# start of DATASET
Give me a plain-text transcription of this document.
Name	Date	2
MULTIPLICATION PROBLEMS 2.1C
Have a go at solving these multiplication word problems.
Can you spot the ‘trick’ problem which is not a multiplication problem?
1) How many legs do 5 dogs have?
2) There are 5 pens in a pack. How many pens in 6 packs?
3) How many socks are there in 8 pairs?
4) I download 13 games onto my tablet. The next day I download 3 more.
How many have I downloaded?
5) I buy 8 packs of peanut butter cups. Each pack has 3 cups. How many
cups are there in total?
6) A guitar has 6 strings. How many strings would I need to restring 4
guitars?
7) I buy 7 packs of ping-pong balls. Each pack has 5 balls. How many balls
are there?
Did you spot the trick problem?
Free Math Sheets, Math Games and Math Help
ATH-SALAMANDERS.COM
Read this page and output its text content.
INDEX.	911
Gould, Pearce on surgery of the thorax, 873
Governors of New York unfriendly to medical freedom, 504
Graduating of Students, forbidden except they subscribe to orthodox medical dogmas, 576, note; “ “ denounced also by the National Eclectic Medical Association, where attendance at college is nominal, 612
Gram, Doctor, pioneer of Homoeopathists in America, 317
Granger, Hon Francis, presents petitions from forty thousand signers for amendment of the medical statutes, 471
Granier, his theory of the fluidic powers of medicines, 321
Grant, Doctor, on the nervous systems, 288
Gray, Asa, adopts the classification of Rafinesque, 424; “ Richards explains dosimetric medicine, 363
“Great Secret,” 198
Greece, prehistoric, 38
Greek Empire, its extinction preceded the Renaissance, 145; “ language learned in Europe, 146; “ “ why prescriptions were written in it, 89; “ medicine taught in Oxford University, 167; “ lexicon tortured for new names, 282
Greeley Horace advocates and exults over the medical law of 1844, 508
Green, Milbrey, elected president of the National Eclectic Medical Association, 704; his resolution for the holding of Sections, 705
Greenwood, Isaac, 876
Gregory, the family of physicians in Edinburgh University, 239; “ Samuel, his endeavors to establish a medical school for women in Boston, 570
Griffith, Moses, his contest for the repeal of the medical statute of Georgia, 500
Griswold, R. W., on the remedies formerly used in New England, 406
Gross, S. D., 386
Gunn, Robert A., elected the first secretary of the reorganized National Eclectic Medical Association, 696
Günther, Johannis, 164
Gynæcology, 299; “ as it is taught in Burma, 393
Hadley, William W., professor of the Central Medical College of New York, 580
# end of DATASET
Using the listing above, retype each line exactly.

Give me a plain-text transcription of this document.
Name	Date	2
MULTIPLICATION PROBLEMS 2.1C
Have a go at solving these multiplication word problems.
Can you spot the ‘trick’ problem which is not a multiplication problem?
1) How many legs do 5 dogs have?
2) There are 5 pens in a pack. How many pens in 6 packs?
3) How many socks are there in 8 pairs?
4) I download 13 games onto my tablet. The next day I download 3 more.
How many have I downloaded?
5) I buy 8 packs of peanut butter cups. Each pack has 3 cups. How many
cups are there in total?
6) A guitar has 6 strings. How many strings would I need to restring 4
guitars?
7) I buy 7 packs of ping-pong balls. Each pack has 5 balls. How many balls
are there?
Did you spot the trick problem?
Free Math Sheets, Math Games and Math Help
ATH-SALAMANDERS.COM
Read this page and output its text content.
INDEX.	911
Gould, Pearce on surgery of the thorax, 873
Governors of New York unfriendly to medical freedom, 504
Graduating of Students, forbidden except they subscribe to orthodox medical dogmas, 576, note; “ “ denounced also by the National Eclectic Medical Association, where attendance at college is nominal, 612
Gram, Doctor, pioneer of Homoeopathists in America, 317
Granger, Hon Francis, presents petitions from forty thousand signers for amendment of the medical statutes, 471
Granier, his theory of the fluidic powers of medicines, 321
Grant, Doctor, on the nervous systems, 288
Gray, Asa, adopts the classification of Rafinesque, 424; “ Richards explains dosimetric medicine, 363
“Great Secret,” 198
Greece, prehistoric, 38
Greek Empire, its extinction preceded the Renaissance, 145; “ language learned in Europe, 146; “ “ why prescriptions were written in it, 89; “ medicine taught in Oxford University, 167; “ lexicon tortured for new names, 282
Greeley Horace advocates and exults over the medical law of 1844, 508
Green, Milbrey, elected president of the National Eclectic Medical Association, 704; his resolution for the holding of Sections, 705
Greenwood, Isaac, 876
Gregory, the family of physicians in Edinburgh University, 239; “ Samuel, his endeavors to establish a medical school for women in Boston, 570
Griffith, Moses, his contest for the repeal of the medical statute of Georgia, 500
Griswold, R. W., on the remedies formerly used in New England, 406
Gross, S. D., 386
Gunn, Robert A., elected the first secretary of the reorganized National Eclectic Medical Association, 696
Günther, Johannis, 164
Gynæcology, 299; “ as it is taught in Burma, 393
Hadley, William W., professor of the Central Medical College of New York, 580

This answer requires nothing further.